> _What is expected_
Find and return each line containing "from".

[Start of Records for the task]

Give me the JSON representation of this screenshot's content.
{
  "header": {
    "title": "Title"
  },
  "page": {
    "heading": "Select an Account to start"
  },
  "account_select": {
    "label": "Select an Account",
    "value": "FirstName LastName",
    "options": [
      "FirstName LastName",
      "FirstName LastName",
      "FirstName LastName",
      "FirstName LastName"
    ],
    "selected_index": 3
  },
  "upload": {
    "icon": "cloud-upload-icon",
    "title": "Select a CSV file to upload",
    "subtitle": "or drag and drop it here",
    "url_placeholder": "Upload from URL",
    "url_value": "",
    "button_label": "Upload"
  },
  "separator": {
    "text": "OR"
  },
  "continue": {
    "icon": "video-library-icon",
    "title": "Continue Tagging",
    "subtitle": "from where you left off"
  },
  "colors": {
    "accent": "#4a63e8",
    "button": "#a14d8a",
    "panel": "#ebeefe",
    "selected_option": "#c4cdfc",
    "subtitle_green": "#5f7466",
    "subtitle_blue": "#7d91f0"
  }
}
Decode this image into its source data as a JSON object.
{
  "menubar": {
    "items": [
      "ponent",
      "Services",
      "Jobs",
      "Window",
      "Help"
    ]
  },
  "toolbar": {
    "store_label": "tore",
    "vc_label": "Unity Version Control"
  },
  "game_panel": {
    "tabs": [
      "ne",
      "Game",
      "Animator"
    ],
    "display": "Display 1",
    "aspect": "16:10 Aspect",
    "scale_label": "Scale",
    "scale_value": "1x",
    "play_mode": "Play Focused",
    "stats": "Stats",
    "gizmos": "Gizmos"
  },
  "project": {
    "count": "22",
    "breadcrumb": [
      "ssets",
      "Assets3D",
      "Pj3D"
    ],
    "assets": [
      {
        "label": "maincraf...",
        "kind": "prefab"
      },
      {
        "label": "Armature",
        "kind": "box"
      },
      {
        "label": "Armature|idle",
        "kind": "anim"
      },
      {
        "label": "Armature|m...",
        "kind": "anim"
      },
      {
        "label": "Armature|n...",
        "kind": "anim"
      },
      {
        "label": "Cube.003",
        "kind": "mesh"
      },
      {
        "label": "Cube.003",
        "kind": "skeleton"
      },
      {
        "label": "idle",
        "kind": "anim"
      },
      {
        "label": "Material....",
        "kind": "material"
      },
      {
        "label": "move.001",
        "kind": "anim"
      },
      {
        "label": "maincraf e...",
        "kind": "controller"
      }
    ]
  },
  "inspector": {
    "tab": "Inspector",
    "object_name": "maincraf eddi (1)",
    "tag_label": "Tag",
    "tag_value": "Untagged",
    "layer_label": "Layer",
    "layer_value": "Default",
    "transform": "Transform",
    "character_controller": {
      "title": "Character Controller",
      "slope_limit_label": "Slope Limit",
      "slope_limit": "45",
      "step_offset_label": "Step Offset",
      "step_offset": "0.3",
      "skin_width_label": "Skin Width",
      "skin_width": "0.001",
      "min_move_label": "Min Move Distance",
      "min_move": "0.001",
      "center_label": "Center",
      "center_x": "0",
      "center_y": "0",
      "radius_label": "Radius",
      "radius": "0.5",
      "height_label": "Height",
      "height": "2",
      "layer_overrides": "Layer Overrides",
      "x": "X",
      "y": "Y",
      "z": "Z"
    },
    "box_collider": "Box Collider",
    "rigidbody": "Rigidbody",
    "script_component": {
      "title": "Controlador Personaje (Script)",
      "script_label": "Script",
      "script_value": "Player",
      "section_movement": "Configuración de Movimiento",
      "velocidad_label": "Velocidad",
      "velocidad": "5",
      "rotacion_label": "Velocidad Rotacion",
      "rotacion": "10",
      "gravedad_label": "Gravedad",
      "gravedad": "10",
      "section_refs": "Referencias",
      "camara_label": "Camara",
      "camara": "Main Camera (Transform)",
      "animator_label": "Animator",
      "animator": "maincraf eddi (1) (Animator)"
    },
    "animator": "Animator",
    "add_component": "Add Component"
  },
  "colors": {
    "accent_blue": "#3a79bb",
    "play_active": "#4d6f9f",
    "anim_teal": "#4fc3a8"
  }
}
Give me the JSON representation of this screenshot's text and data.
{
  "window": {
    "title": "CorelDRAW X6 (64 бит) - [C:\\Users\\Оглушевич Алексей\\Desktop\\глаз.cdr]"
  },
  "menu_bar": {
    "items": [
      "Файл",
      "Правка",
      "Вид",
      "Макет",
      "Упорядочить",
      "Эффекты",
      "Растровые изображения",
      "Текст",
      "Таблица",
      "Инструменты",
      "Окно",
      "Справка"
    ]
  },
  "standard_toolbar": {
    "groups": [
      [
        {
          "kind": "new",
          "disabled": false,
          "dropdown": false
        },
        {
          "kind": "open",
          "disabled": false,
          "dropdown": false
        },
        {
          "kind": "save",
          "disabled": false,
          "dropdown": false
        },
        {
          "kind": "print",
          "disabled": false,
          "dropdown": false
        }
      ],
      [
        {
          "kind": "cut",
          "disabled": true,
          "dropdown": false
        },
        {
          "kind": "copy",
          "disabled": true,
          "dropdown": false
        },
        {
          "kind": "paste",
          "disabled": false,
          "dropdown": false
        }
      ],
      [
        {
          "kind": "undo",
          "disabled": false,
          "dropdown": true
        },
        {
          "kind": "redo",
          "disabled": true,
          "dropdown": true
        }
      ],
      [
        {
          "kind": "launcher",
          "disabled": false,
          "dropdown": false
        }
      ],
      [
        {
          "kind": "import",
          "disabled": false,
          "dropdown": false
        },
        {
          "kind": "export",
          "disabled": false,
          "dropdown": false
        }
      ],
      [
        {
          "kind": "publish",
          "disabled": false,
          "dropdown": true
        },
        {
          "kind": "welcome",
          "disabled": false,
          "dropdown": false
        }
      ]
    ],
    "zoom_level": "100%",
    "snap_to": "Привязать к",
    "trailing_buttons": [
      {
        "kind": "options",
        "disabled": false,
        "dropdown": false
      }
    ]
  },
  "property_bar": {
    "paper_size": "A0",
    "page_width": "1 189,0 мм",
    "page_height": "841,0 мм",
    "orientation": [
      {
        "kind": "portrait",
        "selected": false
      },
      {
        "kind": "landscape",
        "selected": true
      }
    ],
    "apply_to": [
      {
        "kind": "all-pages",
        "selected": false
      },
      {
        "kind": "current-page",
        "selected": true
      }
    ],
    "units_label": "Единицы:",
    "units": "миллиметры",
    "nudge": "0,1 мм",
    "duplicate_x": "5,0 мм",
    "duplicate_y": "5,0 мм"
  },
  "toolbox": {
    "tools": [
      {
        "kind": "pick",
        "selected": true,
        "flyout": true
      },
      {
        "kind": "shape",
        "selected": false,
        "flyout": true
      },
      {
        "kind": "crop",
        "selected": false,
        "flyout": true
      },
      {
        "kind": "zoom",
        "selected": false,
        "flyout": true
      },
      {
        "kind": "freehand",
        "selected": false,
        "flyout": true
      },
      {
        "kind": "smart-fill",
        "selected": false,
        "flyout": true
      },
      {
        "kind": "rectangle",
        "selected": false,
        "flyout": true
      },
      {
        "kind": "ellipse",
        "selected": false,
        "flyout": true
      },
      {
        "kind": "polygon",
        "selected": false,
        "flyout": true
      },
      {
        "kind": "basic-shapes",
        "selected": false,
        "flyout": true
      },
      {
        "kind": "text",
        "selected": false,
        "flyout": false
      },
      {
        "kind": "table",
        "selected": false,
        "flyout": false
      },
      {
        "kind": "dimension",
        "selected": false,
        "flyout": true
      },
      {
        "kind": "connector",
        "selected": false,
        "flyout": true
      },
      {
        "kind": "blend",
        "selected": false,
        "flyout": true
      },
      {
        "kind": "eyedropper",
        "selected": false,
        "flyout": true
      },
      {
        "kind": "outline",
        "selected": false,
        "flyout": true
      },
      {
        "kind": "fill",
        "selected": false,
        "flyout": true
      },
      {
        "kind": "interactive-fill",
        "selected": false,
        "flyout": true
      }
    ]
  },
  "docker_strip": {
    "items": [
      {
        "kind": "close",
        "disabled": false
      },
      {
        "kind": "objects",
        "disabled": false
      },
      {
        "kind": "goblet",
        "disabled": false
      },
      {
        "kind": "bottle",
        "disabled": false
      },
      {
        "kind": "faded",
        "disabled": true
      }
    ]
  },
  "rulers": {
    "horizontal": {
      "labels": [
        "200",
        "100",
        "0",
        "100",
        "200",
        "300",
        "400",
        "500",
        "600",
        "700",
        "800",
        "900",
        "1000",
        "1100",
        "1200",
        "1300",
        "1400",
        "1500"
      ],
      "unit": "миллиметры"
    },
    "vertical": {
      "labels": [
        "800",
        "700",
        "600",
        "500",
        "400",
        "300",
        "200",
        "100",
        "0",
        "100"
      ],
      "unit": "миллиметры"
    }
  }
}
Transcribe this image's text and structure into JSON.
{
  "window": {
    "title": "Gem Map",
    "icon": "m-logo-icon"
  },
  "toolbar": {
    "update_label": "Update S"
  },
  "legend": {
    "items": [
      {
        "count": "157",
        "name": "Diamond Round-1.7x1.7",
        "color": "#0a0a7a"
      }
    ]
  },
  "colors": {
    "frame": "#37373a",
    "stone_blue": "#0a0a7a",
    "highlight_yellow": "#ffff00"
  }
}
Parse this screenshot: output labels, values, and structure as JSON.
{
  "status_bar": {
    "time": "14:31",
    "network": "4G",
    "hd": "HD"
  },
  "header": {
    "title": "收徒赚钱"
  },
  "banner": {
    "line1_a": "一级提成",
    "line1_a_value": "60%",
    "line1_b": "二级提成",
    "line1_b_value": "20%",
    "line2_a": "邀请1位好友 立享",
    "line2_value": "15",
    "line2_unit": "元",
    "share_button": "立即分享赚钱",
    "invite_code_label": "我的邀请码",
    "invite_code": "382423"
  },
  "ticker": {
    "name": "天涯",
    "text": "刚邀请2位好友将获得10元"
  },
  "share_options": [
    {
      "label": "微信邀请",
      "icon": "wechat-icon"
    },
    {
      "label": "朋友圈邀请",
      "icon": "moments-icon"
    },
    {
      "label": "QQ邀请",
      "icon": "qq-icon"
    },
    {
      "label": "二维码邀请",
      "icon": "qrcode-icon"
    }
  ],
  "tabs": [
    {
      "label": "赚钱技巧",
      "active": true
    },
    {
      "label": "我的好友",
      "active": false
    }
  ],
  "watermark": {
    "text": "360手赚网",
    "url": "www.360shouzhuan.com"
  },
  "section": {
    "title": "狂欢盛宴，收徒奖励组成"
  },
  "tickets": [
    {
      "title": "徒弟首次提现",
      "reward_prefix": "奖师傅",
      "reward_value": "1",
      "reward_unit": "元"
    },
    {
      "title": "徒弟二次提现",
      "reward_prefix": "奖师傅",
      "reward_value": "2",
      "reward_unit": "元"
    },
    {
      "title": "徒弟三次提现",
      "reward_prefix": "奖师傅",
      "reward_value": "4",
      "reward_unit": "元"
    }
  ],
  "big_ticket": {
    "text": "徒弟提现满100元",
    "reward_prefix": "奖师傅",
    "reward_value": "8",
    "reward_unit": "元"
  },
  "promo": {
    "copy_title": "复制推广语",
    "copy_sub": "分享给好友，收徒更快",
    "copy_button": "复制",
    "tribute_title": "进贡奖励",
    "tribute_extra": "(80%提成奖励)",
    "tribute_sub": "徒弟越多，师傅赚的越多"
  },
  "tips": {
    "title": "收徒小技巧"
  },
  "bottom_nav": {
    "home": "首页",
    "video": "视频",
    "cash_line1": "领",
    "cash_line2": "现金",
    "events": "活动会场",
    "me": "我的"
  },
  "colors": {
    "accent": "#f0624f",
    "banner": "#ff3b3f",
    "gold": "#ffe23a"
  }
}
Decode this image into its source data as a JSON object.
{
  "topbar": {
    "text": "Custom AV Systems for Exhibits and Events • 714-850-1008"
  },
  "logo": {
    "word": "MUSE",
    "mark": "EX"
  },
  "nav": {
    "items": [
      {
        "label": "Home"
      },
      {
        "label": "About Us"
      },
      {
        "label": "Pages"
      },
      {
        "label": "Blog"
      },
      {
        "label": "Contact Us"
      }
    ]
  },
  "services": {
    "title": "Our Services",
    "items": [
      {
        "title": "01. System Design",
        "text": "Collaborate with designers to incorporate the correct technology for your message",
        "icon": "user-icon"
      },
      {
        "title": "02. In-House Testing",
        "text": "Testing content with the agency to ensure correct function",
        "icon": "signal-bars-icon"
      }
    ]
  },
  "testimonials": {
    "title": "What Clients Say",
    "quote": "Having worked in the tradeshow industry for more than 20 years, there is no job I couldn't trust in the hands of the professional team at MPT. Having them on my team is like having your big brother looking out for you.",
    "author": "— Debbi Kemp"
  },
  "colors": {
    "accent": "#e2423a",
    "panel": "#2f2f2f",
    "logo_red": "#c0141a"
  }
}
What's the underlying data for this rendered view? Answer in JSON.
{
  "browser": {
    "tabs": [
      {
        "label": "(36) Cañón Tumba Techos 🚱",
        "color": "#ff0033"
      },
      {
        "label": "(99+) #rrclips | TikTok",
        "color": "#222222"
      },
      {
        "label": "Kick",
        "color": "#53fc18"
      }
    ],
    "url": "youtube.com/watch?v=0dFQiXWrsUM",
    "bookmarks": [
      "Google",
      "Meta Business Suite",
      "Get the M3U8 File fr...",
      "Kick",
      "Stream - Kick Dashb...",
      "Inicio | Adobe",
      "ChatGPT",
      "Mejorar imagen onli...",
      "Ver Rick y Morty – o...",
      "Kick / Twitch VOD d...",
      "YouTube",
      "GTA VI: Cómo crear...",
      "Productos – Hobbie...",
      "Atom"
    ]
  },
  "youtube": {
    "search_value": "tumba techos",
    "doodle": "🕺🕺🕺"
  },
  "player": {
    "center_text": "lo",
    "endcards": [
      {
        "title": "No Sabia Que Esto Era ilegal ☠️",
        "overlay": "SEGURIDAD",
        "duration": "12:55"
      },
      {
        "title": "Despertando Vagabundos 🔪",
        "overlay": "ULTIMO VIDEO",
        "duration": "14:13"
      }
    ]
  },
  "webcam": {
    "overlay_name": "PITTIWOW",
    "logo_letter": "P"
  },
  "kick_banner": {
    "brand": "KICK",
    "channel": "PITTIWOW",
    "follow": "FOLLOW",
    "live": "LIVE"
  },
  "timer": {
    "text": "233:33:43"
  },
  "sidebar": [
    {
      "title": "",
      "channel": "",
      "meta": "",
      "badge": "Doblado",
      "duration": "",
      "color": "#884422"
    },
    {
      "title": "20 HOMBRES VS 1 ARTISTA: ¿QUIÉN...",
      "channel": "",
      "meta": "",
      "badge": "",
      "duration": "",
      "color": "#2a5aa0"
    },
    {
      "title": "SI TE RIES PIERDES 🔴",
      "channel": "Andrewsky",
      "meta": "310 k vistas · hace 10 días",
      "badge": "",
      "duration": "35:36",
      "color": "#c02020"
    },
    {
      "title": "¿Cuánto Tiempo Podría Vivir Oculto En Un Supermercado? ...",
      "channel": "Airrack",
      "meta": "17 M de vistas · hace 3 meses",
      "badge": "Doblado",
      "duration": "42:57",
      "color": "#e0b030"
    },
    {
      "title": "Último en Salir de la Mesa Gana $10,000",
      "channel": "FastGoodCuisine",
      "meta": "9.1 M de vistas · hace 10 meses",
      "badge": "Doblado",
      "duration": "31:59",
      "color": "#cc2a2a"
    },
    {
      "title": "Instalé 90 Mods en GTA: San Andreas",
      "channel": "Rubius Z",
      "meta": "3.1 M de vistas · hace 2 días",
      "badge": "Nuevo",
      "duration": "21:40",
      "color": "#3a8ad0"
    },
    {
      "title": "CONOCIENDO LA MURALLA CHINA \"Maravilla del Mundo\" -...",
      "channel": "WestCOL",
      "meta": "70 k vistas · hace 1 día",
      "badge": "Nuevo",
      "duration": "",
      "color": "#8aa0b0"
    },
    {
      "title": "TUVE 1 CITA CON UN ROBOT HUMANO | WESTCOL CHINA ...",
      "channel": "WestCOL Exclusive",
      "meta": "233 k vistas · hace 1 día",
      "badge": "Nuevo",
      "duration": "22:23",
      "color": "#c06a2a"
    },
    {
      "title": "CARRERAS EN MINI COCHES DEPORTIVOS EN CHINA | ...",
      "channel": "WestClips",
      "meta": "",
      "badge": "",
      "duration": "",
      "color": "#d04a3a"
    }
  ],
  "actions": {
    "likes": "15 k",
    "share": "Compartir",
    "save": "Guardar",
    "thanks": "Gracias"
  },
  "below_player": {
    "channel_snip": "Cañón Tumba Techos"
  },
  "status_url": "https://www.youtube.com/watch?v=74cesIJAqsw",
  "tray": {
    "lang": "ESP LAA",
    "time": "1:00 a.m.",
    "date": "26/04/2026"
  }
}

[End of Records for the task]

> _Exercise answer_
    "url_placeholder": "Upload from URL",
    "subtitle": "from where you left off"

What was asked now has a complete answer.